Set task |
Restate every line of the material, word for word.

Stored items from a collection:
◇ ◇ ◇ ◇ ◇ ◇ ◇

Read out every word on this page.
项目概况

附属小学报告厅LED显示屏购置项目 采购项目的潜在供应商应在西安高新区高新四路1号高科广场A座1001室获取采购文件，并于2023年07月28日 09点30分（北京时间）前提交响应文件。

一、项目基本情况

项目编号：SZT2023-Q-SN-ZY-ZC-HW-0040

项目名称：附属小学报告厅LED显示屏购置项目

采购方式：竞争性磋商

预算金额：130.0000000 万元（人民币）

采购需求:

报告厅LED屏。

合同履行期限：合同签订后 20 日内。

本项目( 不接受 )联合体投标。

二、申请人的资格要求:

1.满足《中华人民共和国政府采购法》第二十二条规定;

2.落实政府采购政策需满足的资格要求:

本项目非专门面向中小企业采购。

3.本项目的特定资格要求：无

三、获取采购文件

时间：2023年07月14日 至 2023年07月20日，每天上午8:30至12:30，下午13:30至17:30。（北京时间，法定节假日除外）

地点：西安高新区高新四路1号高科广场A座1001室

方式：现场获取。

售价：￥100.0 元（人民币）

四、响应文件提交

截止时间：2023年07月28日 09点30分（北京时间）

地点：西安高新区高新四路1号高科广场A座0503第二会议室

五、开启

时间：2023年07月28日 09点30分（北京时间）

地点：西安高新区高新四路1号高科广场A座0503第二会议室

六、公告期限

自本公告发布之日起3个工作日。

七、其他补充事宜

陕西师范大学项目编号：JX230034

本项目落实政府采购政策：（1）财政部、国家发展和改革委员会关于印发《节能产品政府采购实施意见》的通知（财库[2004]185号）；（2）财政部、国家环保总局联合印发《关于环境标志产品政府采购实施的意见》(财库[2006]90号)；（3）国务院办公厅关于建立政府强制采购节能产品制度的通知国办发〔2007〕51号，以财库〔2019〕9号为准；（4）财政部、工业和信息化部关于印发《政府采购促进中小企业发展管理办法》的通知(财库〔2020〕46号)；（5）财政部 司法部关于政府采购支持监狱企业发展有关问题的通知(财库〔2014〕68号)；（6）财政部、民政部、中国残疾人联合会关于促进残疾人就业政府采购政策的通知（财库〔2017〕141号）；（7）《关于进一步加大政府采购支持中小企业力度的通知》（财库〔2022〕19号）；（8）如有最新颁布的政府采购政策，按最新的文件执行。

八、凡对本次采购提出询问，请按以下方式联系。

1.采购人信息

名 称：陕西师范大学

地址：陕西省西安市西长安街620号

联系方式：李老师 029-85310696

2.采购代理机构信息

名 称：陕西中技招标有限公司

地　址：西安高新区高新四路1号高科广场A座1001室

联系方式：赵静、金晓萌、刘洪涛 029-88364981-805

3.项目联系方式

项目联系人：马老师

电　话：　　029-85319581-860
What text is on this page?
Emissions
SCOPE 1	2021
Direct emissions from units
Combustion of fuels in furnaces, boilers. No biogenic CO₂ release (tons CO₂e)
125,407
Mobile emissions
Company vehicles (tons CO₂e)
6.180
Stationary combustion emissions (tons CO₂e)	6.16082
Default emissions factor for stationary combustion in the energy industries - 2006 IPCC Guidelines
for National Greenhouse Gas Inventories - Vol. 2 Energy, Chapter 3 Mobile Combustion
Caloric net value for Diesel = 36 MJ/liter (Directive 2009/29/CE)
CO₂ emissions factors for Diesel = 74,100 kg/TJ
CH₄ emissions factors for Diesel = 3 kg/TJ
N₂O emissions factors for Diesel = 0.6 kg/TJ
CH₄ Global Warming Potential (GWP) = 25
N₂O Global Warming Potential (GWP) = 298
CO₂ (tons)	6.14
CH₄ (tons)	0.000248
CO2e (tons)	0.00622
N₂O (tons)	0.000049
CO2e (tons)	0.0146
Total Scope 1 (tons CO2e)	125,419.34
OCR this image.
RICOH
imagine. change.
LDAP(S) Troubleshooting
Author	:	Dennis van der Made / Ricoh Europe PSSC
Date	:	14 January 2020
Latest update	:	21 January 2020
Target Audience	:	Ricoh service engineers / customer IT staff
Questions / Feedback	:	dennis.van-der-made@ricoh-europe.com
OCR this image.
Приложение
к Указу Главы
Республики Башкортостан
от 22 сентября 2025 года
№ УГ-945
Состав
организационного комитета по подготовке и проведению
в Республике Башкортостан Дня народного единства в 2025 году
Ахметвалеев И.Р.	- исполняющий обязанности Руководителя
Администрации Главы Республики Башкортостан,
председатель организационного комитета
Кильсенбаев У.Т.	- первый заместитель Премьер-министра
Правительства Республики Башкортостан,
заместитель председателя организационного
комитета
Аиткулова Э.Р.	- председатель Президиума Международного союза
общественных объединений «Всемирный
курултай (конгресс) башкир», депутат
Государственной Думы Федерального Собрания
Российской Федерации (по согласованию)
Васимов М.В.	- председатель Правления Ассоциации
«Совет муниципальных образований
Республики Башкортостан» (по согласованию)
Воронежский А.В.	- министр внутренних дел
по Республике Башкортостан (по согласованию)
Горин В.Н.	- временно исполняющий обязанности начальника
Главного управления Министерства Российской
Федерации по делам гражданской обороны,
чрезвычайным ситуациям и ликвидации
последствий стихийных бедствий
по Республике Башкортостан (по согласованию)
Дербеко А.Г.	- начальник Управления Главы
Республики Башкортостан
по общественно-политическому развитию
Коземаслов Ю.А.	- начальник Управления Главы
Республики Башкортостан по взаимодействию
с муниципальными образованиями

◇ ◇ ◇ ◇ ◇ ◇ ◇

Response to this exercise |
Read out every word on this page.
项目概况

附属小学报告厅LED显示屏购置项目 采购项目的潜在供应商应在西安高新区高新四路1号高科广场A座1001室获取采购文件，并于2023年07月28日 09点30分（北京时间）前提交响应文件。

一、项目基本情况

项目编号：SZT2023-Q-SN-ZY-ZC-HW-0040

项目名称：附属小学报告厅LED显示屏购置项目

采购方式：竞争性磋商

预算金额：130.0000000 万元（人民币）

采购需求:

报告厅LED屏。

合同履行期限：合同签订后 20 日内。

本项目( 不接受 )联合体投标。

二、申请人的资格要求:

1.满足《中华人民共和国政府采购法》第二十二条规定;

2.落实政府采购政策需满足的资格要求:

本项目非专门面向中小企业采购。

3.本项目的特定资格要求：无

三、获取采购文件

时间：2023年07月14日 至 2023年07月20日，每天上午8:30至12:30，下午13:30至17:30。（北京时间，法定节假日除外）

地点：西安高新区高新四路1号高科广场A座1001室

方式：现场获取。

售价：￥100.0 元（人民币）

四、响应文件提交

截止时间：2023年07月28日 09点30分（北京时间）

地点：西安高新区高新四路1号高科广场A座0503第二会议室

五、开启

时间：2023年07月28日 09点30分（北京时间）

地点：西安高新区高新四路1号高科广场A座0503第二会议室

六、公告期限

自本公告发布之日起3个工作日。

七、其他补充事宜

陕西师范大学项目编号：JX230034

本项目落实政府采购政策：（1）财政部、国家发展和改革委员会关于印发《节能产品政府采购实施意见》的通知（财库[2004]185号）；（2）财政部、国家环保总局联合印发《关于环境标志产品政府采购实施的意见》(财库[2006]90号)；（3）国务院办公厅关于建立政府强制采购节能产品制度的通知国办发〔2007〕51号，以财库〔2019〕9号为准；（4）财政部、工业和信息化部关于印发《政府采购促进中小企业发展管理办法》的通知(财库〔2020〕46号)；（5）财政部 司法部关于政府采购支持监狱企业发展有关问题的通知(财库〔2014〕68号)；（6）财政部、民政部、中国残疾人联合会关于促进残疾人就业政府采购政策的通知（财库〔2017〕141号）；（7）《关于进一步加大政府采购支持中小企业力度的通知》（财库〔2022〕19号）；（8）如有最新颁布的政府采购政策，按最新的文件执行。

八、凡对本次采购提出询问，请按以下方式联系。

1.采购人信息

名 称：陕西师范大学

地址：陕西省西安市西长安街620号

联系方式：李老师 029-85310696

2.采购代理机构信息

名 称：陕西中技招标有限公司

地　址：西安高新区高新四路1号高科广场A座1001室

联系方式：赵静、金晓萌、刘洪涛 029-88364981-805

3.项目联系方式

项目联系人：马老师

电　话：　　029-85319581-860
What text is on this page?
Emissions
SCOPE 1	2021
Direct emissions from units
Combustion of fuels in furnaces, boilers. No biogenic CO₂ release (tons CO₂e)
125,407
Mobile emissions
Company vehicles (tons CO₂e)
6.180
Stationary combustion emissions (tons CO₂e)	6.16082
Default emissions factor for stationary combustion in the energy industries - 2006 IPCC Guidelines
for National Greenhouse Gas Inventories - Vol. 2 Energy, Chapter 3 Mobile Combustion
Caloric net value for Diesel = 36 MJ/liter (Directive 2009/29/CE)
CO₂ emissions factors for Diesel = 74,100 kg/TJ
CH₄ emissions factors for Diesel = 3 kg/TJ
N₂O emissions factors for Diesel = 0.6 kg/TJ
CH₄ Global Warming Potential (GWP) = 25
N₂O Global Warming Potential (GWP) = 298
CO₂ (tons)	6.14
CH₄ (tons)	0.000248
CO2e (tons)	0.00622
N₂O (tons)	0.000049
CO2e (tons)	0.0146
Total Scope 1 (tons CO2e)	125,419.34
OCR this image.
RICOH
imagine. change.
LDAP(S) Troubleshooting
Author	:	Dennis van der Made / Ricoh Europe PSSC
Date	:	14 January 2020
Latest update	:	21 January 2020
Target Audience	:	Ricoh service engineers / customer IT staff
Questions / Feedback	:	dennis.van-der-made@ricoh-europe.com
OCR this image.
Приложение
к Указу Главы
Республики Башкортостан
от 22 сентября 2025 года
№ УГ-945
Состав
организационного комитета по подготовке и проведению
в Республике Башкортостан Дня народного единства в 2025 году
Ахметвалеев И.Р.	- исполняющий обязанности Руководителя
Администрации Главы Республики Башкортостан,
председатель организационного комитета
Кильсенбаев У.Т.	- первый заместитель Премьер-министра
Правительства Республики Башкортостан,
заместитель председателя организационного
комитета
Аиткулова Э.Р.	- председатель Президиума Международного союза
общественных объединений «Всемирный
курултай (конгресс) башкир», депутат
Государственной Думы Федерального Собрания
Российской Федерации (по согласованию)
Васимов М.В.	- председатель Правления Ассоциации
«Совет муниципальных образований
Республики Башкортостан» (по согласованию)
Воронежский А.В.	- министр внутренних дел
по Республике Башкортостан (по согласованию)
Горин В.Н.	- временно исполняющий обязанности начальника
Главного управления Министерства Российской
Федерации по делам гражданской обороны,
чрезвычайным ситуациям и ликвидации
последствий стихийных бедствий
по Республике Башкортостан (по согласованию)
Дербеко А.Г.	- начальник Управления Главы
Республики Башкортостан
по общественно-политическому развитию
Коземаслов Ю.А.	- начальник Управления Главы
Республики Башкортостан по взаимодействию
с муниципальными образованиями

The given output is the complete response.